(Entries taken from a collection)
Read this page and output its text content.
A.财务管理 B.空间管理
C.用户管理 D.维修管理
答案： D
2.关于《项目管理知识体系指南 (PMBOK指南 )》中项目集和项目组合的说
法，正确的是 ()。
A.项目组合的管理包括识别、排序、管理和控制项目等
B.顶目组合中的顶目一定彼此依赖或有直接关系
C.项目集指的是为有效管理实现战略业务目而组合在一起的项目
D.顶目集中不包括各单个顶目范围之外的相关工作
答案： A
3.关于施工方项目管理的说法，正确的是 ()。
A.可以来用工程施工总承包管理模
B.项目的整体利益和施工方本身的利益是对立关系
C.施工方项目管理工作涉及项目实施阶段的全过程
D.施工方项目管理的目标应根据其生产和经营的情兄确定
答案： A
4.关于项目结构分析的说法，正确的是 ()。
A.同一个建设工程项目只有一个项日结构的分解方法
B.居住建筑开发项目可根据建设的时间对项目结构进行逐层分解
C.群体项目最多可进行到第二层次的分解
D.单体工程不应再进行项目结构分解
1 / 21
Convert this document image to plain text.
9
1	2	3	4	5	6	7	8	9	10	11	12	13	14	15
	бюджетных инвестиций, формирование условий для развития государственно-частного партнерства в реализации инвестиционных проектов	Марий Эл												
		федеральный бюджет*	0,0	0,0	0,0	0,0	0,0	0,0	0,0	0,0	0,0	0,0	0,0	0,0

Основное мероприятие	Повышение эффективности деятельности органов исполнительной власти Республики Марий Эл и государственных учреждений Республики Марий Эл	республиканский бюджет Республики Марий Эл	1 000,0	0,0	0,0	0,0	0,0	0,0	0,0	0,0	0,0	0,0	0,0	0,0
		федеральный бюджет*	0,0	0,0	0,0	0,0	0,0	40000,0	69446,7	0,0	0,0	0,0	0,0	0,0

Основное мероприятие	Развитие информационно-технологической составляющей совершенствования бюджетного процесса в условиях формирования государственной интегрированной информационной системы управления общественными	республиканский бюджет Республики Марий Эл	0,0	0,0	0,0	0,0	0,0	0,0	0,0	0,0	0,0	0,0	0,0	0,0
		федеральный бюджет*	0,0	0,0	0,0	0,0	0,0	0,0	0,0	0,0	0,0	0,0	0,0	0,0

Your task —
Reproduce the listing in full. Keep it exactly as written.

Response to the task —
Read this page and output its text content.
A.财务管理 B.空间管理
C.用户管理 D.维修管理
答案： D
2.关于《项目管理知识体系指南 (PMBOK指南 )》中项目集和项目组合的说
法，正确的是 ()。
A.项目组合的管理包括识别、排序、管理和控制项目等
B.顶目组合中的顶目一定彼此依赖或有直接关系
C.项目集指的是为有效管理实现战略业务目而组合在一起的项目
D.顶目集中不包括各单个顶目范围之外的相关工作
答案： A
3.关于施工方项目管理的说法，正确的是 ()。
A.可以来用工程施工总承包管理模
B.项目的整体利益和施工方本身的利益是对立关系
C.施工方项目管理工作涉及项目实施阶段的全过程
D.施工方项目管理的目标应根据其生产和经营的情兄确定
答案： A
4.关于项目结构分析的说法，正确的是 ()。
A.同一个建设工程项目只有一个项日结构的分解方法
B.居住建筑开发项目可根据建设的时间对项目结构进行逐层分解
C.群体项目最多可进行到第二层次的分解
D.单体工程不应再进行项目结构分解
1 / 21
Convert this document image to plain text.
9
1	2	3	4	5	6	7	8	9	10	11	12	13	14	15
	бюджетных инвестиций, формирование условий для развития государственно-частного партнерства в реализации инвестиционных проектов	Марий Эл												
		федеральный бюджет*	0,0	0,0	0,0	0,0	0,0	0,0	0,0	0,0	0,0	0,0	0,0	0,0

Основное мероприятие	Повышение эффективности деятельности органов исполнительной власти Республики Марий Эл и государственных учреждений Республики Марий Эл	республиканский бюджет Республики Марий Эл	1 000,0	0,0	0,0	0,0	0,0	0,0	0,0	0,0	0,0	0,0	0,0	0,0
		федеральный бюджет*	0,0	0,0	0,0	0,0	0,0	40000,0	69446,7	0,0	0,0	0,0	0,0	0,0

Основное мероприятие	Развитие информационно-технологической составляющей совершенствования бюджетного процесса в условиях формирования государственной интегрированной информационной системы управления общественными	республиканский бюджет Республики Марий Эл	0,0	0,0	0,0	0,0	0,0	0,0	0,0	0,0	0,0	0,0	0,0	0,0
		федеральный бюджет*	0,0	0,0	0,0	0,0	0,0	0,0	0,0	0,0	0,0	0,0	0,0	0,0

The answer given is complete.